Directions: Give the data below again, word for word.

Rows:
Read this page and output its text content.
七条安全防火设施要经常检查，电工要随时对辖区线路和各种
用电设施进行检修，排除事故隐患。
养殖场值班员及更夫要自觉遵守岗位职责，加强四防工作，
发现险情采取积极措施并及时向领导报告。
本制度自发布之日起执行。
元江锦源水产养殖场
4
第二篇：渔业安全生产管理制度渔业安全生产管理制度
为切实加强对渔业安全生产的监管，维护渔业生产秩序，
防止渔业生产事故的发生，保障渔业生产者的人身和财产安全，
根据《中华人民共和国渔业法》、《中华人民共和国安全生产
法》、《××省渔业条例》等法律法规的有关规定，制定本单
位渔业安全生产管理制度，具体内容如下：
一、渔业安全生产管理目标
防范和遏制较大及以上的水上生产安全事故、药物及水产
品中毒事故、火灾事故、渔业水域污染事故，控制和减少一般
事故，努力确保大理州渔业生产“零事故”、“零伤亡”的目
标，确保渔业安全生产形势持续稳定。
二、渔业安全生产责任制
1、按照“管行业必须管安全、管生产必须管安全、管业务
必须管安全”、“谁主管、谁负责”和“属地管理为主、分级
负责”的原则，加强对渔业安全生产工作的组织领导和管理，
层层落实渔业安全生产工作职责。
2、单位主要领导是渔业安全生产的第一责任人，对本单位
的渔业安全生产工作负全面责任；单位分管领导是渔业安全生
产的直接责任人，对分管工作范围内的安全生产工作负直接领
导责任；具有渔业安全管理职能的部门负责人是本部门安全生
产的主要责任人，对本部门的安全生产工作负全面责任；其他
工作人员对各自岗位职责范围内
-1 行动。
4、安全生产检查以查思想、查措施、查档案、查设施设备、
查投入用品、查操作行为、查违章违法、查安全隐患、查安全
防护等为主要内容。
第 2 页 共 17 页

Solution to this task:
Read this page and output its text content.
七条安全防火设施要经常检查，电工要随时对辖区线路和各种
用电设施进行检修，排除事故隐患。
养殖场值班员及更夫要自觉遵守岗位职责，加强四防工作，
发现险情采取积极措施并及时向领导报告。
本制度自发布之日起执行。
元江锦源水产养殖场
4
第二篇：渔业安全生产管理制度渔业安全生产管理制度
为切实加强对渔业安全生产的监管，维护渔业生产秩序，
防止渔业生产事故的发生，保障渔业生产者的人身和财产安全，
根据《中华人民共和国渔业法》、《中华人民共和国安全生产
法》、《××省渔业条例》等法律法规的有关规定，制定本单
位渔业安全生产管理制度，具体内容如下：
一、渔业安全生产管理目标
防范和遏制较大及以上的水上生产安全事故、药物及水产
品中毒事故、火灾事故、渔业水域污染事故，控制和减少一般
事故，努力确保大理州渔业生产“零事故”、“零伤亡”的目
标，确保渔业安全生产形势持续稳定。
二、渔业安全生产责任制
1、按照“管行业必须管安全、管生产必须管安全、管业务
必须管安全”、“谁主管、谁负责”和“属地管理为主、分级
负责”的原则，加强对渔业安全生产工作的组织领导和管理，
层层落实渔业安全生产工作职责。
2、单位主要领导是渔业安全生产的第一责任人，对本单位
的渔业安全生产工作负全面责任；单位分管领导是渔业安全生
产的直接责任人，对分管工作范围内的安全生产工作负直接领
导责任；具有渔业安全管理职能的部门负责人是本部门安全生
产的主要责任人，对本部门的安全生产工作负全面责任；其他
工作人员对各自岗位职责范围内
-1 行动。
4、安全生产检查以查思想、查措施、查档案、查设施设备、
查投入用品、查操作行为、查违章违法、查安全隐患、查安全
防护等为主要内容。
第 2 页 共 17 页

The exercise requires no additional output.